▶ _Stated goal_: Will you quote all of the entries, word for word?

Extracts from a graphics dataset
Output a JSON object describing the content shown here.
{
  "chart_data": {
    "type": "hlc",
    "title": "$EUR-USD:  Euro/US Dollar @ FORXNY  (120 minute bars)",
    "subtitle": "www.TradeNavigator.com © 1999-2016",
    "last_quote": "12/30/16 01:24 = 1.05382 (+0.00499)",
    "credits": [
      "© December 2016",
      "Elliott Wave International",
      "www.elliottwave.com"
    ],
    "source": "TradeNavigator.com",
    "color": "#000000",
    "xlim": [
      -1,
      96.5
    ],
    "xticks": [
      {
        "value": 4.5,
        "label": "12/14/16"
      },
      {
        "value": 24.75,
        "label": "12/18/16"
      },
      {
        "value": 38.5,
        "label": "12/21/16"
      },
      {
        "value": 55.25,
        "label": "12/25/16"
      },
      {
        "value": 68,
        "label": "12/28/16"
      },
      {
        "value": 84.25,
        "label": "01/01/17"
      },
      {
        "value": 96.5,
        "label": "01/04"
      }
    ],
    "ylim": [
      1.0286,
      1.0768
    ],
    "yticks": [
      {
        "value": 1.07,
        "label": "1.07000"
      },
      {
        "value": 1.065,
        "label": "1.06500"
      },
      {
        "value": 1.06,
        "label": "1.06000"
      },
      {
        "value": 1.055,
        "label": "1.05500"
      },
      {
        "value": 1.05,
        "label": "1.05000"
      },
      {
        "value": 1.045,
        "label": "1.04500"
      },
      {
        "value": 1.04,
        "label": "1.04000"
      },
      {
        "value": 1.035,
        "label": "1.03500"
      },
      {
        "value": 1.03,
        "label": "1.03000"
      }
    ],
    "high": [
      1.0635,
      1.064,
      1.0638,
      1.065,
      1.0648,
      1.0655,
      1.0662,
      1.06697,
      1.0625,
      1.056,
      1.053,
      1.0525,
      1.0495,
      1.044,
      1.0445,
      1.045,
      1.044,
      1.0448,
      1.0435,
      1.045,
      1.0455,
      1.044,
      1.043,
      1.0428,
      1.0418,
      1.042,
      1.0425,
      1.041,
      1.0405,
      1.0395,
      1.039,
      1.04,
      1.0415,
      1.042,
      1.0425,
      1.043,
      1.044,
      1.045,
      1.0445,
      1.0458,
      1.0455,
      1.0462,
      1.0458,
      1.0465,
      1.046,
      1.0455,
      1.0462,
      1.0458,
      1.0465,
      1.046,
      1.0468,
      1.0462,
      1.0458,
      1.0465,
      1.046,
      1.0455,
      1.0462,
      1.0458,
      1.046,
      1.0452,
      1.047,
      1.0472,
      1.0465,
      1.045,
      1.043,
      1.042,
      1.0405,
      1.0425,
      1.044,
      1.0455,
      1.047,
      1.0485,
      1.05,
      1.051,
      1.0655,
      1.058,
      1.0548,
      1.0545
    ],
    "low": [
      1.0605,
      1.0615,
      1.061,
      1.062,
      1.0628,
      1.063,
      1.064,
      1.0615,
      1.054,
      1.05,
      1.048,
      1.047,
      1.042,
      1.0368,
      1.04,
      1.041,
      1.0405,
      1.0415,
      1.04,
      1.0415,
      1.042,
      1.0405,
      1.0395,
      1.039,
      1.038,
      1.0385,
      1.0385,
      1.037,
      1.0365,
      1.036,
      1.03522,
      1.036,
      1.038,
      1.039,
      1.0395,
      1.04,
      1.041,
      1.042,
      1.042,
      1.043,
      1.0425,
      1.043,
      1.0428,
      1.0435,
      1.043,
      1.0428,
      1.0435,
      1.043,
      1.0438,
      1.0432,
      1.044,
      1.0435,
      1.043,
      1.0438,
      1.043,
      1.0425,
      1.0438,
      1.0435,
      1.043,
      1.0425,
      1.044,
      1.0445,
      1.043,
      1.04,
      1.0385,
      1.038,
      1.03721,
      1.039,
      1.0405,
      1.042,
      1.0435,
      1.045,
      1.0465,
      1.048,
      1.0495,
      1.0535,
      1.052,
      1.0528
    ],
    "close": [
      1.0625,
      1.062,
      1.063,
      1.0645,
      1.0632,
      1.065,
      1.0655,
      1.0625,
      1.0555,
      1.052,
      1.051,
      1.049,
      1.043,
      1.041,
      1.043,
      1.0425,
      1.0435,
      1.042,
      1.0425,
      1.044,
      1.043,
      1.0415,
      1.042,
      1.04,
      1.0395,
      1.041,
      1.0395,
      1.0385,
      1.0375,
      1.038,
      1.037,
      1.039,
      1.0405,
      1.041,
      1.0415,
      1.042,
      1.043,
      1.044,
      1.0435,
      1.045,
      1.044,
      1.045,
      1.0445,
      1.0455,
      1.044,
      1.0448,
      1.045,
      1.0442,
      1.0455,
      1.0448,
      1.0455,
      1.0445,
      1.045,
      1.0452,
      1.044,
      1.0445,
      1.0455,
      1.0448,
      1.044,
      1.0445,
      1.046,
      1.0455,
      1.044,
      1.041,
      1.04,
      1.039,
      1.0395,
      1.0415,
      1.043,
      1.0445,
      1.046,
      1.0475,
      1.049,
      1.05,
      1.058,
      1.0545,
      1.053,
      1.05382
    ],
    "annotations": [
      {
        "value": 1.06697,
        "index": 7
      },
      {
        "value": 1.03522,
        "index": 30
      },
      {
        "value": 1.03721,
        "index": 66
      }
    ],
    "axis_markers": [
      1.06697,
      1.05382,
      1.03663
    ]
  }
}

▶ _Solution_:
Output a JSON object describing the content shown here.
{
  "chart_data": {
    "type": "hlc",
    "title": "$EUR-USD:  Euro/US Dollar @ FORXNY  (120 minute bars)",
    "subtitle": "www.TradeNavigator.com © 1999-2016",
    "last_quote": "12/30/16 01:24 = 1.05382 (+0.00499)",
    "credits": [
      "© December 2016",
      "Elliott Wave International",
      "www.elliottwave.com"
    ],
    "source": "TradeNavigator.com",
    "color": "#000000",
    "xlim": [
      -1,
      96.5
    ],
    "xticks": [
      {
        "value": 4.5,
        "label": "12/14/16"
      },
      {
        "value": 24.75,
        "label": "12/18/16"
      },
      {
        "value": 38.5,
        "label": "12/21/16"
      },
      {
        "value": 55.25,
        "label": "12/25/16"
      },
      {
        "value": 68,
        "label": "12/28/16"
      },
      {
        "value": 84.25,
        "label": "01/01/17"
      },
      {
        "value": 96.5,
        "label": "01/04"
      }
    ],
    "ylim": [
      1.0286,
      1.0768
    ],
    "yticks": [
      {
        "value": 1.07,
        "label": "1.07000"
      },
      {
        "value": 1.065,
        "label": "1.06500"
      },
      {
        "value": 1.06,
        "label": "1.06000"
      },
      {
        "value": 1.055,
        "label": "1.05500"
      },
      {
        "value": 1.05,
        "label": "1.05000"
      },
      {
        "value": 1.045,
        "label": "1.04500"
      },
      {
        "value": 1.04,
        "label": "1.04000"
      },
      {
        "value": 1.035,
        "label": "1.03500"
      },
      {
        "value": 1.03,
        "label": "1.03000"
      }
    ],
    "high": [
      1.0635,
      1.064,
      1.0638,
      1.065,
      1.0648,
      1.0655,
      1.0662,
      1.06697,
      1.0625,
      1.056,
      1.053,
      1.0525,
      1.0495,
      1.044,
      1.0445,
      1.045,
      1.044,
      1.0448,
      1.0435,
      1.045,
      1.0455,
      1.044,
      1.043,
      1.0428,
      1.0418,
      1.042,
      1.0425,
      1.041,
      1.0405,
      1.0395,
      1.039,
      1.04,
      1.0415,
      1.042,
      1.0425,
      1.043,
      1.044,
      1.045,
      1.0445,
      1.0458,
      1.0455,
      1.0462,
      1.0458,
      1.0465,
      1.046,
      1.0455,
      1.0462,
      1.0458,
      1.0465,
      1.046,
      1.0468,
      1.0462,
      1.0458,
      1.0465,
      1.046,
      1.0455,
      1.0462,
      1.0458,
      1.046,
      1.0452,
      1.047,
      1.0472,
      1.0465,
      1.045,
      1.043,
      1.042,
      1.0405,
      1.0425,
      1.044,
      1.0455,
      1.047,
      1.0485,
      1.05,
      1.051,
      1.0655,
      1.058,
      1.0548,
      1.0545
    ],
    "low": [
      1.0605,
      1.0615,
      1.061,
      1.062,
      1.0628,
      1.063,
      1.064,
      1.0615,
      1.054,
      1.05,
      1.048,
      1.047,
      1.042,
      1.0368,
      1.04,
      1.041,
      1.0405,
      1.0415,
      1.04,
      1.0415,
      1.042,
      1.0405,
      1.0395,
      1.039,
      1.038,
      1.0385,
      1.0385,
      1.037,
      1.0365,
      1.036,
      1.03522,
      1.036,
      1.038,
      1.039,
      1.0395,
      1.04,
      1.041,
      1.042,
      1.042,
      1.043,
      1.0425,
      1.043,
      1.0428,
      1.0435,
      1.043,
      1.0428,
      1.0435,
      1.043,
      1.0438,
      1.0432,
      1.044,
      1.0435,
      1.043,
      1.0438,
      1.043,
      1.0425,
      1.0438,
      1.0435,
      1.043,
      1.0425,
      1.044,
      1.0445,
      1.043,
      1.04,
      1.0385,
      1.038,
      1.03721,
      1.039,
      1.0405,
      1.042,
      1.0435,
      1.045,
      1.0465,
      1.048,
      1.0495,
      1.0535,
      1.052,
      1.0528
    ],
    "close": [
      1.0625,
      1.062,
      1.063,
      1.0645,
      1.0632,
      1.065,
      1.0655,
      1.0625,
      1.0555,
      1.052,
      1.051,
      1.049,
      1.043,
      1.041,
      1.043,
      1.0425,
      1.0435,
      1.042,
      1.0425,
      1.044,
      1.043,
      1.0415,
      1.042,
      1.04,
      1.0395,
      1.041,
      1.0395,
      1.0385,
      1.0375,
      1.038,
      1.037,
      1.039,
      1.0405,
      1.041,
      1.0415,
      1.042,
      1.043,
      1.044,
      1.0435,
      1.045,
      1.044,
      1.045,
      1.0445,
      1.0455,
      1.044,
      1.0448,
      1.045,
      1.0442,
      1.0455,
      1.0448,
      1.0455,
      1.0445,
      1.045,
      1.0452,
      1.044,
      1.0445,
      1.0455,
      1.0448,
      1.044,
      1.0445,
      1.046,
      1.0455,
      1.044,
      1.041,
      1.04,
      1.039,
      1.0395,
      1.0415,
      1.043,
      1.0445,
      1.046,
      1.0475,
      1.049,
      1.05,
      1.058,
      1.0545,
      1.053,
      1.05382
    ],
    "annotations": [
      {
        "value": 1.06697,
        "index": 7
      },
      {
        "value": 1.03522,
        "index": 30
      },
      {
        "value": 1.03721,
        "index": 66
      }
    ],
    "axis_markers": [
      1.06697,
      1.05382,
      1.03663
    ]
  }
}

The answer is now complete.